───── SUPPLIED INFORMATION

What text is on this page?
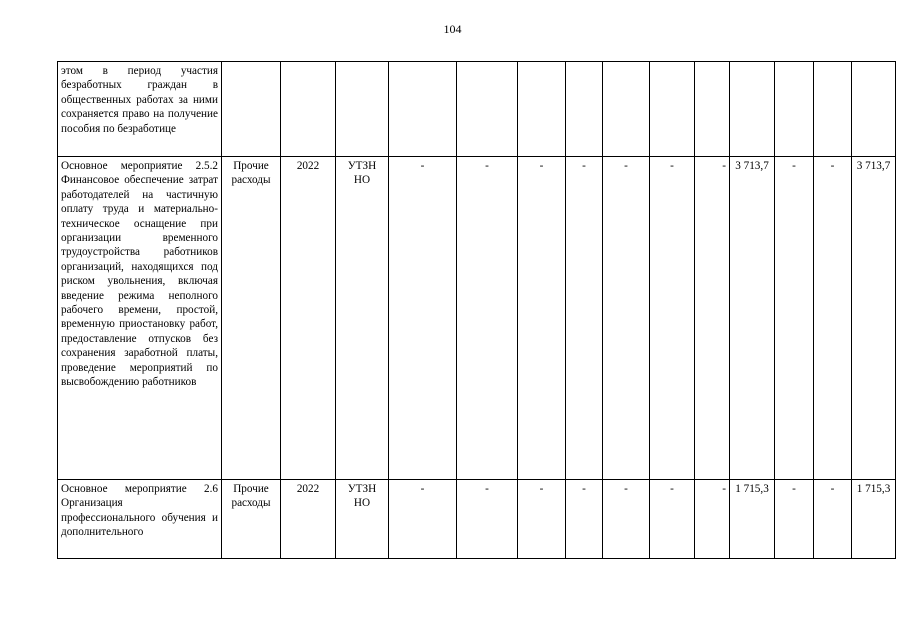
104
этом в период участия безработных граждан в общественных работах за ними сохраняется право на получение пособия по безработице														
Основное мероприятие 2.5.2 Финансовое обеспечение затрат работодателей на частичную оплату труда и материально-техническое оснащение при организации временного трудоустройства работников организаций, находящихся под риском увольнения, включая введение режима неполного рабочего времени, простой, временную приостановку работ, предоставление отпусков без сохранения заработной платы, проведение мероприятий по высвобождению работников	Прочие расходы	2022	УТЗН НО	-	-	-	-	-	-	-	3 713,7	-	-	3 713,7
Основное мероприятие 2.6 Организация профессионального обучения и дополнительного	Прочие расходы	2022	УТЗН НО	-	-	-	-	-	-	-	1 715,3	-	-	1 715,3
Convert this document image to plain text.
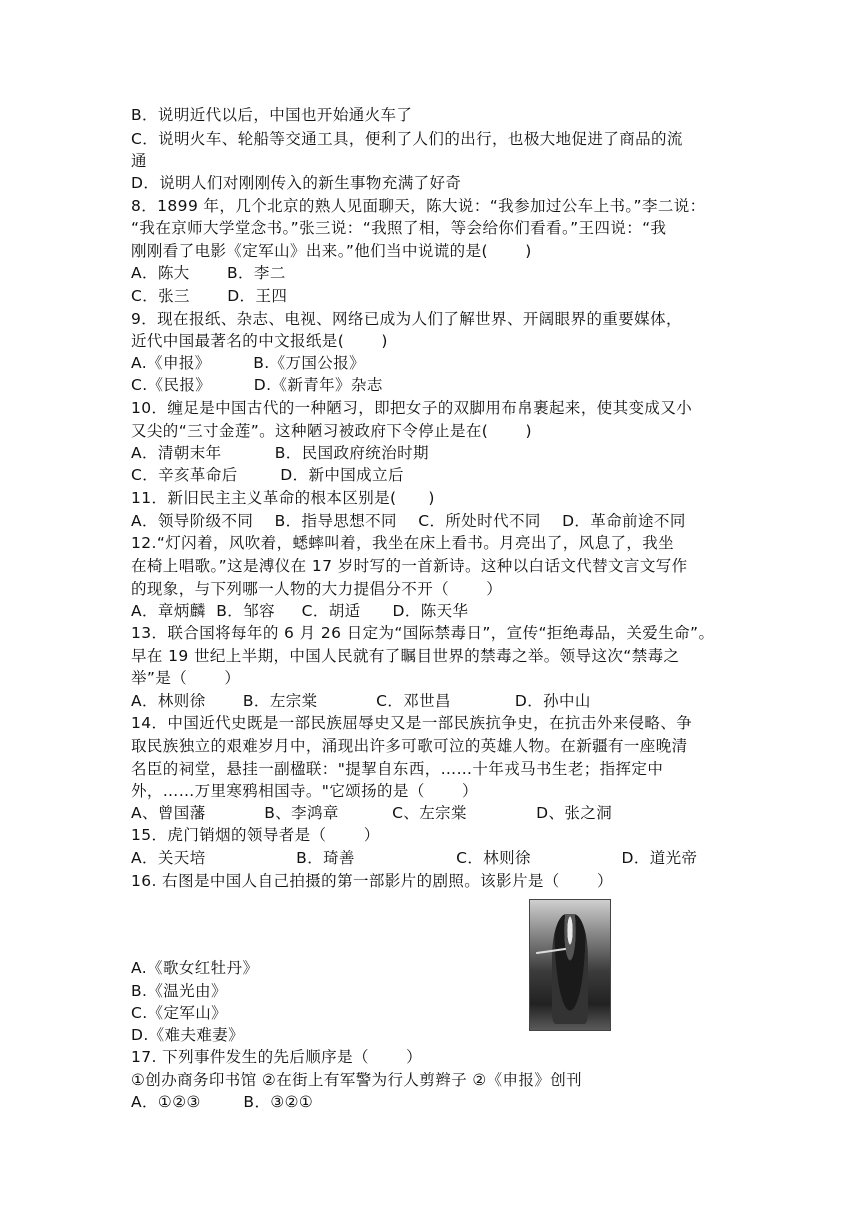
B．说明近代以后，中国也开始通火车了
C．说明火车、轮船等交通工具，便利了人们的出行，也极大地促进了商品的流
通
D．说明人们对刚刚传入的新生事物充满了好奇
8．1899 年，几个北京的熟人见面聊天，陈大说：“我参加过公车上书。”李二说：
“我在京师大学堂念书。”张三说：“我照了相，等会给你们看看。”王四说：“我
刚刚看了电影《定军山》出来。”他们当中说谎的是(       )
A．陈大       B．李二
C．张三       D．王四
9．现在报纸、杂志、电视、网络已成为人们了解世界、开阔眼界的重要媒体，
近代中国最著名的中文报纸是(       )
A.《申报》        B.《万国公报》
C.《民报》        D.《新青年》杂志
10．缠足是中国古代的一种陋习，即把女子的双脚用布帛裹起来，使其变成又小
又尖的“三寸金莲”。这种陋习被政府下令停止是在(       )
A．清朝末年          B．民国政府统治时期
C．辛亥革命后        D．新中国成立后
11．新旧民主主义革命的根本区别是(      )
A．领导阶级不同    B．指导思想不同    C．所处时代不同    D．革命前途不同
12.“灯闪着，风吹着，蟋蟀叫着，我坐在床上看书。月亮出了，风息了，我坐
在椅上唱歌。”这是溥仪在 17 岁时写的一首新诗。这种以白话文代替文言文写作
的现象，与下列哪一人物的大力提倡分不开（       ）
A．章炳麟  B．邹容     C．胡适      D．陈天华
13．联合国将每年的 6 月 26 日定为“国际禁毒日”，宣传“拒绝毒品，关爱生命”。
早在 19 世纪上半期，中国人民就有了瞩目世界的禁毒之举。领导这次“禁毒之
举”是（       ）
A．林则徐       B．左宗棠           C．邓世昌            D．孙中山
14．中国近代史既是一部民族屈辱史又是一部民族抗争史，在抗击外来侵略、争
取民族独立的艰难岁月中，涌现出许多可歌可泣的英雄人物。在新疆有一座晚清
名臣的祠堂，悬挂一副楹联："提挈自东西，……十年戎马书生老；指挥定中
外，……万里寒鸦相国寺。"它颂扬的是（       ）
A、曾国藩           B、李鸿章          C、左宗棠             D、张之洞
15．虎门销烟的领导者是（       ）
A．关天培                 B．琦善                   C．林则徐                 D．道光帝
16. 右图是中国人自己拍摄的第一部影片的剧照。该影片是（       ）
A.《歌女红牡丹》
B.《温光由》
C.《定军山》
D.《难夫难妻》
17. 下列事件发生的先后顺序是（       ）
①创办商务印书馆 ②在街上有军警为行人剪辫子 ②《申报》创刊
A．①②③        B．③②①
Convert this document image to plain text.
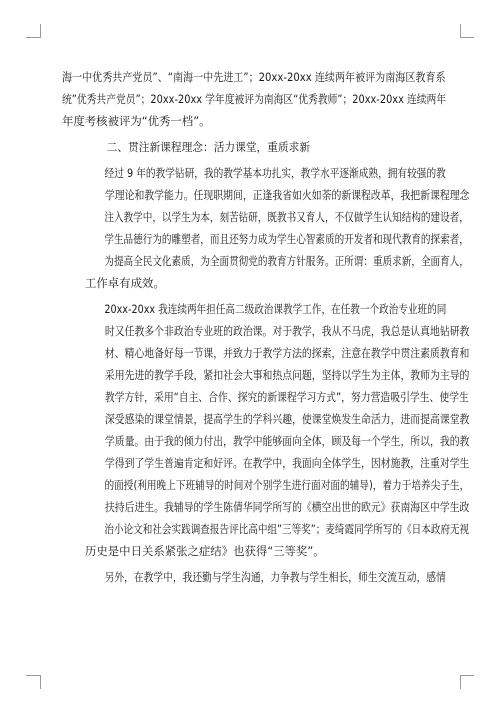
海一中优秀共产党员”、“南海一中先进工”；20xx-20xx 连续两年被评为南海区教育系
统”优秀共产党员”；20xx-20xx 学年度被评为南海区“优秀教师”；20xx-20xx 连续两年
年度考核被评为“优秀一档”。

二、贯注新课程理念：活力课堂，重质求新

经过 9 年的教学钻研，我的教学基本功扎实，教学水平逐渐成熟，拥有较强的教
学理论和教学能力。任现职期间，正逢我省如火如荼的新课程改革，我把新课程理念
注入教学中，以学生为本，刻苦钻研，既教书又育人，不仅做学生认知结构的建设者，
学生品德行为的雕塑者，而且还努力成为学生心智素质的开发者和现代教育的探索者，
为提高全民文化素质，为全面贯彻党的教育方针服务。正所谓：重质求新，全面育人，
工作卓有成效。

20xx-20xx 我连续两年担任高二级政治课教学工作，在任教一个政治专业班的同
时又任教多个非政治专业班的政治课。对于教学，我从不马虎，我总是认真地钻研教
材、精心地备好每一节课，并致力于教学方法的探索，注意在教学中贯注素质教育和
采用先进的教学手段，紧扣社会大事和热点问题，坚持以学生为主体，教师为主导的
教学方针，采用“自主、合作、探究的新课程学习方式”，努力营造吸引学生、使学生
深受感染的课堂情景，提高学生的学科兴趣，使课堂焕发生命活力，进而提高课堂教
学质量。由于我的倾力付出，教学中能够面向全体，顾及每一个学生，所以，我的教
学得到了学生普遍肯定和好评。在教学中，我面向全体学生，因材施教，注重对学生
的面授(利用晚上下班辅导的时间对个别学生进行面对面的辅导)，着力于培养尖子生，
扶持后进生。我辅导的学生陈倩华同学所写的《横空出世的欧元》获南海区中学生政
治小论文和社会实践调查报告评比高中组”三等奖”；麦绮霞同学所写的《日本政府无视
历史是中日关系紧张之症结》也获得“三等奖”。

另外，在教学中，我还勤与学生沟通，力争教与学生相长，师生交流互动，感情
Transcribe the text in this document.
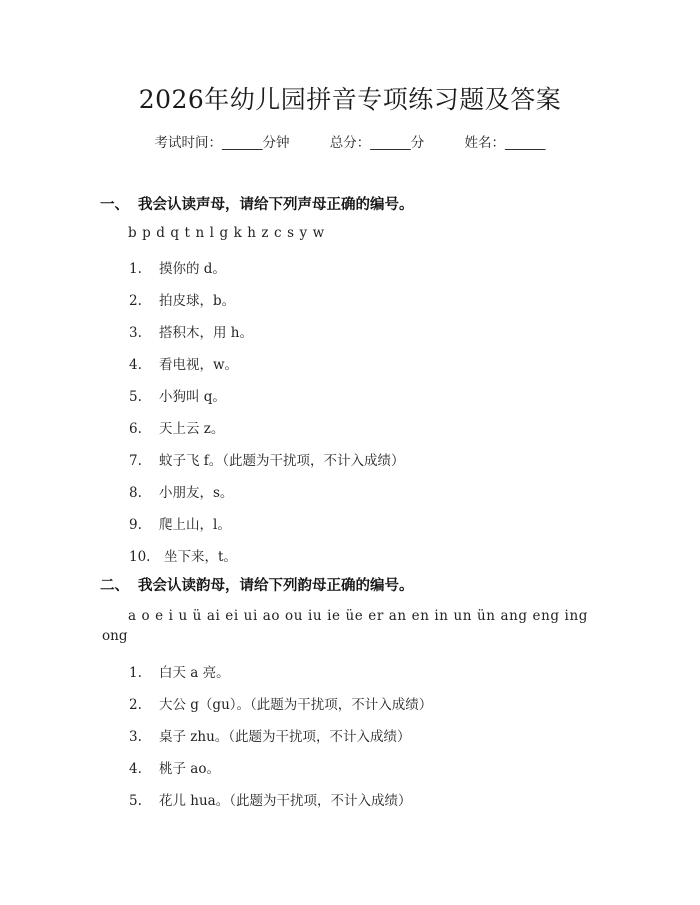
2026年幼儿园拼音专项练习题及答案
考试时间：______分钟	总分：______分	姓名：______
一、 我会认读声母，请给下列声母正确的编号。
b p d q t n l g k h z c s y w
1. 摸你的 d。
2. 拍皮球，b。
3. 搭积木，用 h。
4. 看电视，w。
5. 小狗叫 q。
6. 天上云 z。
7. 蚊子飞 f。（此题为干扰项，不计入成绩）
8. 小朋友，s。
9. 爬上山，l。
10. 坐下来，t。
二、 我会认读韵母，请给下列韵母正确的编号。
a o e i u ü ai ei ui ao ou iu ie üe er an en in un ün ang eng ing
ong
1. 白天 a 亮。
2. 大公 g（gu）。（此题为干扰项，不计入成绩）
3. 桌子 zhu。（此题为干扰项，不计入成绩）
4. 桃子 ao。
5. 花儿 hua。（此题为干扰项，不计入成绩）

──────────

◆ EXERCISE INSTRUCTIONS ◆
Copy out each line exactly, without the pictures.

◆ EXERCISE SOLUTION ◆
What text is on this page?
104
этом в период участия безработных граждан в общественных работах за ними сохраняется право на получение пособия по безработице														
Основное мероприятие 2.5.2 Финансовое обеспечение затрат работодателей на частичную оплату труда и материально-техническое оснащение при организации временного трудоустройства работников организаций, находящихся под риском увольнения, включая введение режима неполного рабочего времени, простой, временную приостановку работ, предоставление отпусков без сохранения заработной платы, проведение мероприятий по высвобождению работников	Прочие расходы	2022	УТЗН НО	-	-	-	-	-	-	-	3 713,7	-	-	3 713,7
Основное мероприятие 2.6 Организация профессионального обучения и дополнительного	Прочие расходы	2022	УТЗН НО	-	-	-	-	-	-	-	1 715,3	-	-	1 715,3
Convert this document image to plain text.
B．说明近代以后，中国也开始通火车了
C．说明火车、轮船等交通工具，便利了人们的出行，也极大地促进了商品的流
通
D．说明人们对刚刚传入的新生事物充满了好奇
8．1899 年，几个北京的熟人见面聊天，陈大说：“我参加过公车上书。”李二说：
“我在京师大学堂念书。”张三说：“我照了相，等会给你们看看。”王四说：“我
刚刚看了电影《定军山》出来。”他们当中说谎的是(       )
A．陈大       B．李二
C．张三       D．王四
9．现在报纸、杂志、电视、网络已成为人们了解世界、开阔眼界的重要媒体，
近代中国最著名的中文报纸是(       )
A.《申报》        B.《万国公报》
C.《民报》        D.《新青年》杂志
10．缠足是中国古代的一种陋习，即把女子的双脚用布帛裹起来，使其变成又小
又尖的“三寸金莲”。这种陋习被政府下令停止是在(       )
A．清朝末年          B．民国政府统治时期
C．辛亥革命后        D．新中国成立后
11．新旧民主主义革命的根本区别是(      )
A．领导阶级不同    B．指导思想不同    C．所处时代不同    D．革命前途不同
12.“灯闪着，风吹着，蟋蟀叫着，我坐在床上看书。月亮出了，风息了，我坐
在椅上唱歌。”这是溥仪在 17 岁时写的一首新诗。这种以白话文代替文言文写作
的现象，与下列哪一人物的大力提倡分不开（       ）
A．章炳麟  B．邹容     C．胡适      D．陈天华
13．联合国将每年的 6 月 26 日定为“国际禁毒日”，宣传“拒绝毒品，关爱生命”。
早在 19 世纪上半期，中国人民就有了瞩目世界的禁毒之举。领导这次“禁毒之
举”是（       ）
A．林则徐       B．左宗棠           C．邓世昌            D．孙中山
14．中国近代史既是一部民族屈辱史又是一部民族抗争史，在抗击外来侵略、争
取民族独立的艰难岁月中，涌现出许多可歌可泣的英雄人物。在新疆有一座晚清
名臣的祠堂，悬挂一副楹联："提挈自东西，……十年戎马书生老；指挥定中
外，……万里寒鸦相国寺。"它颂扬的是（       ）
A、曾国藩           B、李鸿章          C、左宗棠             D、张之洞
15．虎门销烟的领导者是（       ）
A．关天培                 B．琦善                   C．林则徐                 D．道光帝
16. 右图是中国人自己拍摄的第一部影片的剧照。该影片是（       ）
A.《歌女红牡丹》
B.《温光由》
C.《定军山》
D.《难夫难妻》
17. 下列事件发生的先后顺序是（       ）
①创办商务印书馆 ②在街上有军警为行人剪辫子 ②《申报》创刊
A．①②③        B．③②①
Convert this document image to plain text.
海一中优秀共产党员”、“南海一中先进工”；20xx-20xx 连续两年被评为南海区教育系
统”优秀共产党员”；20xx-20xx 学年度被评为南海区“优秀教师”；20xx-20xx 连续两年
年度考核被评为“优秀一档”。

二、贯注新课程理念：活力课堂，重质求新

经过 9 年的教学钻研，我的教学基本功扎实，教学水平逐渐成熟，拥有较强的教
学理论和教学能力。任现职期间，正逢我省如火如荼的新课程改革，我把新课程理念
注入教学中，以学生为本，刻苦钻研，既教书又育人，不仅做学生认知结构的建设者，
学生品德行为的雕塑者，而且还努力成为学生心智素质的开发者和现代教育的探索者，
为提高全民文化素质，为全面贯彻党的教育方针服务。正所谓：重质求新，全面育人，
工作卓有成效。

20xx-20xx 我连续两年担任高二级政治课教学工作，在任教一个政治专业班的同
时又任教多个非政治专业班的政治课。对于教学，我从不马虎，我总是认真地钻研教
材、精心地备好每一节课，并致力于教学方法的探索，注意在教学中贯注素质教育和
采用先进的教学手段，紧扣社会大事和热点问题，坚持以学生为主体，教师为主导的
教学方针，采用“自主、合作、探究的新课程学习方式”，努力营造吸引学生、使学生
深受感染的课堂情景，提高学生的学科兴趣，使课堂焕发生命活力，进而提高课堂教
学质量。由于我的倾力付出，教学中能够面向全体，顾及每一个学生，所以，我的教
学得到了学生普遍肯定和好评。在教学中，我面向全体学生，因材施教，注重对学生
的面授(利用晚上下班辅导的时间对个别学生进行面对面的辅导)，着力于培养尖子生，
扶持后进生。我辅导的学生陈倩华同学所写的《横空出世的欧元》获南海区中学生政
治小论文和社会实践调查报告评比高中组”三等奖”；麦绮霞同学所写的《日本政府无视
历史是中日关系紧张之症结》也获得“三等奖”。

另外，在教学中，我还勤与学生沟通，力争教与学生相长，师生交流互动，感情
Transcribe the text in this document.
2026年幼儿园拼音专项练习题及答案
考试时间：______分钟	总分：______分	姓名：______
一、 我会认读声母，请给下列声母正确的编号。
b p d q t n l g k h z c s y w
1. 摸你的 d。
2. 拍皮球，b。
3. 搭积木，用 h。
4. 看电视，w。
5. 小狗叫 q。
6. 天上云 z。
7. 蚊子飞 f。（此题为干扰项，不计入成绩）
8. 小朋友，s。
9. 爬上山，l。
10. 坐下来，t。
二、 我会认读韵母，请给下列韵母正确的编号。
a o e i u ü ai ei ui ao ou iu ie üe er an en in un ün ang eng ing
ong
1. 白天 a 亮。
2. 大公 g（gu）。（此题为干扰项，不计入成绩）
3. 桌子 zhu。（此题为干扰项，不计入成绩）
4. 桃子 ao。
5. 花儿 hua。（此题为干扰项，不计入成绩）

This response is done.